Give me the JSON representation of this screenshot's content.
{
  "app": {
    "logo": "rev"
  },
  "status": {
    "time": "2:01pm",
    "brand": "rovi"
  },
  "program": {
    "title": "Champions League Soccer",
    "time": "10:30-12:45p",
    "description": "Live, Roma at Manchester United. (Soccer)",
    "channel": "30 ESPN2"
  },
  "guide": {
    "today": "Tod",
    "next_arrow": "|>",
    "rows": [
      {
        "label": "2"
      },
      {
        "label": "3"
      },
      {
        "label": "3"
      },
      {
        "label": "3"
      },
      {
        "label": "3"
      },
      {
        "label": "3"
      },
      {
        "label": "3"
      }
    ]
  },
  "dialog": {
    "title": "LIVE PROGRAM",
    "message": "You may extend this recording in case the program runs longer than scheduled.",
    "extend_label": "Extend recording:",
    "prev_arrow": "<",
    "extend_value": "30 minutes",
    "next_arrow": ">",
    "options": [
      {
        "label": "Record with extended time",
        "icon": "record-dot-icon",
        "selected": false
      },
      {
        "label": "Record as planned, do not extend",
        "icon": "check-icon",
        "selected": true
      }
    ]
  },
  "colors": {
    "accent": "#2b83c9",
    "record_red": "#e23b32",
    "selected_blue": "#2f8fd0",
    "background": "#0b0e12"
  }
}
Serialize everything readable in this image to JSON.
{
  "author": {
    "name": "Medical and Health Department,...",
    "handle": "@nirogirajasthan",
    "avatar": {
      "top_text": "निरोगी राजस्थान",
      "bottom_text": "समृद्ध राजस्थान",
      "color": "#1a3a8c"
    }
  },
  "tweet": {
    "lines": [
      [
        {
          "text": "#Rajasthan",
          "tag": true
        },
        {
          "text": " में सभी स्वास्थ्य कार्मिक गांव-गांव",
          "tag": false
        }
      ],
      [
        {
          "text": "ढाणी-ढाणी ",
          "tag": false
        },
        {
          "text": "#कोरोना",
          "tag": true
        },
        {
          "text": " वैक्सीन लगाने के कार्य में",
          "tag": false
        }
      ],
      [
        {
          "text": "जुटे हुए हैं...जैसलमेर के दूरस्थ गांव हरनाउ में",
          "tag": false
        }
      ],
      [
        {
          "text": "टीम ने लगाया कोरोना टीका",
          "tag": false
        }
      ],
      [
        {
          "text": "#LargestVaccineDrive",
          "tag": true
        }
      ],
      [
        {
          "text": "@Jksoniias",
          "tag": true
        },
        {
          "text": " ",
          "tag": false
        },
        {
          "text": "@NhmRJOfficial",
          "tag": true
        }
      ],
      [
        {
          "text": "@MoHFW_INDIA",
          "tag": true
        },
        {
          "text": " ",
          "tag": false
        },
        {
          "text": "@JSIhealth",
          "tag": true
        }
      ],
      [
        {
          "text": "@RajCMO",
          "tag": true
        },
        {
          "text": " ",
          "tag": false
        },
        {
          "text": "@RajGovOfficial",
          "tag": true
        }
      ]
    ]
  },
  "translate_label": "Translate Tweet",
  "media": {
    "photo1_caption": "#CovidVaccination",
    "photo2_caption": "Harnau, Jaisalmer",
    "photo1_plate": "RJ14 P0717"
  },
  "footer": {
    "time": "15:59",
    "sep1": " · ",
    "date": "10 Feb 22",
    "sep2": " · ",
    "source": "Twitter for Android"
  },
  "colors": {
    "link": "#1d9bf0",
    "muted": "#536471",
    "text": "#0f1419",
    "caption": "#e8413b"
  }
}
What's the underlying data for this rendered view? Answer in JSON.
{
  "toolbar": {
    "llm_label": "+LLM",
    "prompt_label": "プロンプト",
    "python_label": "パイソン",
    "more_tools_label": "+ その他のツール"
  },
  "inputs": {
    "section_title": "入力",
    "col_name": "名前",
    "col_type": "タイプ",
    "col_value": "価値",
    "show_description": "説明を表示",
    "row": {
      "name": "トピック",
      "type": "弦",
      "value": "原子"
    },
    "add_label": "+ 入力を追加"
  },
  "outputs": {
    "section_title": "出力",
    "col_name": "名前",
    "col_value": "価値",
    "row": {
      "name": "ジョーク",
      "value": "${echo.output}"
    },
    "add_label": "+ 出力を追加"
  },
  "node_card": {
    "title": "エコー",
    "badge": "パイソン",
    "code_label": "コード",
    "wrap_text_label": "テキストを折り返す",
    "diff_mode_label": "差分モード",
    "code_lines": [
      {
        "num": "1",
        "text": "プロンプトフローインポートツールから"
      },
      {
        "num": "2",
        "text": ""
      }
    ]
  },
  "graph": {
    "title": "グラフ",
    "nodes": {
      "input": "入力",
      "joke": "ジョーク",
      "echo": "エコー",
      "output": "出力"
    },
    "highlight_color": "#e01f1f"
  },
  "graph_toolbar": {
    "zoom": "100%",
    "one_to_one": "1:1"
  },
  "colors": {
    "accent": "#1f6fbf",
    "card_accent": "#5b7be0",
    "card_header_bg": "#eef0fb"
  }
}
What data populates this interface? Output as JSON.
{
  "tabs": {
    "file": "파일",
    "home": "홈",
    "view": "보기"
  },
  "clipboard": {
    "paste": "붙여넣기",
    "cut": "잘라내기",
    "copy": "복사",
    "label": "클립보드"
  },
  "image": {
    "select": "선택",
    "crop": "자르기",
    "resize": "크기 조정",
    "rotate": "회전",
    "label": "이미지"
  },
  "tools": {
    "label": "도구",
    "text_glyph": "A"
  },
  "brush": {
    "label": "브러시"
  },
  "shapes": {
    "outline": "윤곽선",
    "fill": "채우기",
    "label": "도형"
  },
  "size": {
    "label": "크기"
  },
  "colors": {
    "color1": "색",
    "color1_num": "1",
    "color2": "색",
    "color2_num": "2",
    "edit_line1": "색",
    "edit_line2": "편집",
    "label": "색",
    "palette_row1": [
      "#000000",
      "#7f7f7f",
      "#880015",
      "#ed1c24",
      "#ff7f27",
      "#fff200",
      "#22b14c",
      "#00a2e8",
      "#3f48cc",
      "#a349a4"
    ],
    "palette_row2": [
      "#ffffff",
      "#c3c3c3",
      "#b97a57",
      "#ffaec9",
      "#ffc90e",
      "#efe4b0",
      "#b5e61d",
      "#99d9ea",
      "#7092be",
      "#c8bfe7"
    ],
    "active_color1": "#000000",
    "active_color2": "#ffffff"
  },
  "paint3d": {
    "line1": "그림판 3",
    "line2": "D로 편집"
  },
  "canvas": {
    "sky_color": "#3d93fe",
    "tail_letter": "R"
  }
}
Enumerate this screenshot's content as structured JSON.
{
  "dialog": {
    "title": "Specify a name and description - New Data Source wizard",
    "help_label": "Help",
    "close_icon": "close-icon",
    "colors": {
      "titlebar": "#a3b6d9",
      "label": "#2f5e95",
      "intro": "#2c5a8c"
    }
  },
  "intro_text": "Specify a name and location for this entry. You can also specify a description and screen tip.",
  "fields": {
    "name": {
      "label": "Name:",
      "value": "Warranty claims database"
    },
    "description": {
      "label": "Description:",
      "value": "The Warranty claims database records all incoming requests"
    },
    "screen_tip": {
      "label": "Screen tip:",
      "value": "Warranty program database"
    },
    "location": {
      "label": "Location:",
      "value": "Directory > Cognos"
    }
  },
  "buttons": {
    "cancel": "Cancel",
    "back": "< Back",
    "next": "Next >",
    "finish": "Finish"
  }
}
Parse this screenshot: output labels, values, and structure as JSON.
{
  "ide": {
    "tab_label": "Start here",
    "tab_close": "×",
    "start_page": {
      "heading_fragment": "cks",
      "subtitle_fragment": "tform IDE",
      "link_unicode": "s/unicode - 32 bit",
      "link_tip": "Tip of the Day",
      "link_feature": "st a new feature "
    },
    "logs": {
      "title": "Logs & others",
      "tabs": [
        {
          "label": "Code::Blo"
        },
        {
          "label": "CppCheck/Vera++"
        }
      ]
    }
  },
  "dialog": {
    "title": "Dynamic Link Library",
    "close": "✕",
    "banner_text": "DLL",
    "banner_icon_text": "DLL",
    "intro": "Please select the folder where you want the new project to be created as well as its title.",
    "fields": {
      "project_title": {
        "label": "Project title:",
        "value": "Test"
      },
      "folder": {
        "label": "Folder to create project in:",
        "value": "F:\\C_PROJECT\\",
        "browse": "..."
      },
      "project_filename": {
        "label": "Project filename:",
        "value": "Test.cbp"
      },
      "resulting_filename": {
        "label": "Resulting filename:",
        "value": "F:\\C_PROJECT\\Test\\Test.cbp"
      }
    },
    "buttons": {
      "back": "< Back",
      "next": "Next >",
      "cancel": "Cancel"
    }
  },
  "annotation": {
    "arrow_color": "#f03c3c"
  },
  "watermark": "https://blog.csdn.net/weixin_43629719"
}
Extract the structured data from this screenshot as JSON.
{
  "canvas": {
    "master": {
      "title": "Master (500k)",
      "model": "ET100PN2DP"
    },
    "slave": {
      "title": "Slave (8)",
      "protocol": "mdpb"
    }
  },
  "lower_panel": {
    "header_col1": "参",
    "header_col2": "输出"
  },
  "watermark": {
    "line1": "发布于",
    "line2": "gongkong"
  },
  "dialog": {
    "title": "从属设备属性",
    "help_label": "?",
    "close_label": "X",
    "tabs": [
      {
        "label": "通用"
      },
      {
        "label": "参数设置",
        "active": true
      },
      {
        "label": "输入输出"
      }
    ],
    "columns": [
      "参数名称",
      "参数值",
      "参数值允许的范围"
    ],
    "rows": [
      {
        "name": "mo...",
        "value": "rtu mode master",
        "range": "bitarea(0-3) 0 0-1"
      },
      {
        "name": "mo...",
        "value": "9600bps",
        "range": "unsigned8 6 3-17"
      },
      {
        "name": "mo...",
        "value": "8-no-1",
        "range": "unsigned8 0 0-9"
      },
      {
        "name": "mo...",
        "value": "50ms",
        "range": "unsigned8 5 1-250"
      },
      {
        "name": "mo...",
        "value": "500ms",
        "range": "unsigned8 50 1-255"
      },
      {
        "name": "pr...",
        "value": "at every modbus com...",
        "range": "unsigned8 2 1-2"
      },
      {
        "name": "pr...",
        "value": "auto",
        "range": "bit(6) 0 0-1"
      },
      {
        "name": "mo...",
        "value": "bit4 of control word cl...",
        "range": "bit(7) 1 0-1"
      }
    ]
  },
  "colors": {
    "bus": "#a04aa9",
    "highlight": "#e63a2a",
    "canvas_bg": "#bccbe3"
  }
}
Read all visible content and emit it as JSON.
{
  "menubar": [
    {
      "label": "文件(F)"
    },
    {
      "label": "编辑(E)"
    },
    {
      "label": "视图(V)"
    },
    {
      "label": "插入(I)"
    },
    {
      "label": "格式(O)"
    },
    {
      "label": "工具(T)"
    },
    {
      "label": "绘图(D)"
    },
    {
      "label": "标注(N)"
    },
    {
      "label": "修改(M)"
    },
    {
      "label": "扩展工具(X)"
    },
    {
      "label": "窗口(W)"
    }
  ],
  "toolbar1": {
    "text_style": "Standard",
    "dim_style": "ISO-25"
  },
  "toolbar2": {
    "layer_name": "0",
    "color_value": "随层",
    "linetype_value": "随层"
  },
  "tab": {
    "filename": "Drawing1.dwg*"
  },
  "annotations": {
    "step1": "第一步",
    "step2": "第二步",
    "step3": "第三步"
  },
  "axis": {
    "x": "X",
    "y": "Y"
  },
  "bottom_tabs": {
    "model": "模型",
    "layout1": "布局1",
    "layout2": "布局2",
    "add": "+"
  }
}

▶ _Given problem_
Tally the lines above that contain the word "Soccer", and reply with only the number.

▶ _Task output_
2